The tentatives of the Revue d'art dramatique found an echo in the Chamber in M. Couyba's report on the Fine Arts budget for 1902, and in his speech of the 5th of March during the same year. But it was easy to see how Minister Leygues and his clever delegate, M. Bernheim, were laboring to direct the forces of democratic art into the coffers of the State. The plan was classic—like their repertory. But in spite of their political game, which was upheld by the bourgeois press, I very much doubt whether they will have the last word against the irresistible power of a movement which increases in proportion as it is opposed. The people can no longer be deceived. No one who is really concerned about the people's art will allow himself to be duped by any such trick; and their determination to establish a true People's Theater at Paris is not in the least shaken.[23]

But meantime, while we wait, with fewer illusions perhaps and more experience, for them to take up the temporarily interrupted projects, the People's Theater slowly develops, here and there. Among the more or less happy experiments undertaken in this period of reaction, we may point to the Coopération des idées, the Théâtre populaire of Belleville, and the Théâtre du Peuple of M. Beaulieu.

◆ DIRECTIONS FOR THIS TASK ◆
Can you continue the passage on the People's Theater movement in Paris, picking up right after its final sentence?

◆ DATA BLOCK ◆

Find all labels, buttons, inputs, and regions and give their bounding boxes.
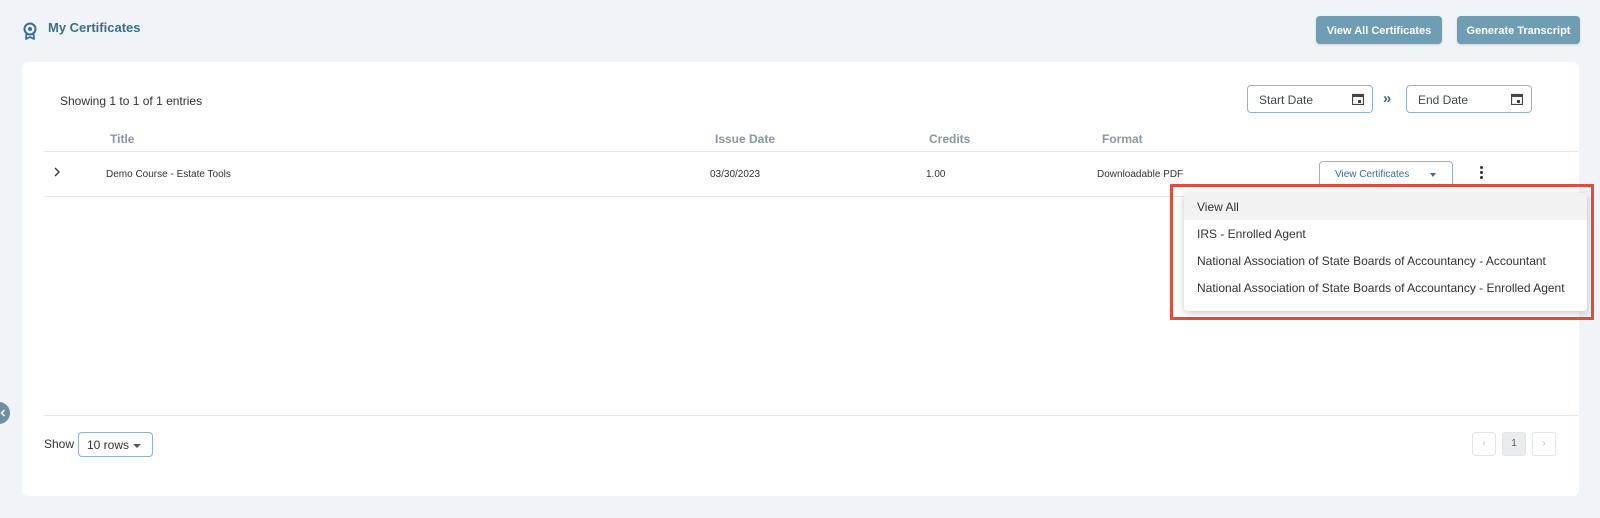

◆ RESPONSE BELOW ◆
On December 3, 1899, the People's Theater of the Coopération des idées opened its doors at number 157 Faubourg Saint-Antoine. Since that time there has been a series of almost continuous performances. Unfortunately the hall was too small—seating as it did only from three to four hundred people—and inconvenient. The strange mixture of all sorts of plays is also open to criticism. Among the dramatists represented were Corneille, Racine, Molière, Marivaux, Regnard, Beaumarchais, Musset, Ponsard, Hugo, and Augier. Courteline is a favorite, together with Tristan Bernard, Labiche, and Grenet-Dancourt. Rostand and Pailleron are also performed, and even the lightest comedies of Capus, Meilhac, Porto-Riche, Véber, and Francis de Croisset. Among the more truly popular plays may be mentioned Maurice Pottecher's Liberté, which was seen at the opening performance; Les Mauvais bergers, L'Épidémie, and Le Portefeuille of Mirbeau; Brieux's Blanchette, Descaves' La Cage and Tiers état; François de Curel's La Nouvelle idole: a number of plays of Jean Jullien (among them Le Maître), Ancey, Marsolleau, Trarieux, Henri Dargel; Jean Hugues' La Grêve, and Romain Rolland's Les Loups. I have already said enough of such indiscriminate eclecticism to enable me to dispense with further criticism. Even for the cultured few this is sufficiently thin fare, but it may prove fatal for a new and ignorant public: they risk being overwhelmed by so great a collection of contradictory and varied styles and sentiments. But we cannot deny the vitality and good spirit behind this artistic venture. During the first three years of its existence the little society produced about two hundred plays, of which thirty were in more than three acts, some of them entirely new. Nor were actors wanting. There were sufficient for four companies at one time, recruited from among the audiences of the Coopération and the various troupes of people's actors who lent their aid from time to time, and the students from the Conservatoire who acted Horace with others from the Comédie-Française. This is a true People's Theater in the making; all that lacked was a larger and more accessible hall.

There was another attempt to form a People's Theater. The Théâtre populaire was opened in September, 1903, in the very heart of the workingmen's quarter in Paris: number 8, Rue de Belleville.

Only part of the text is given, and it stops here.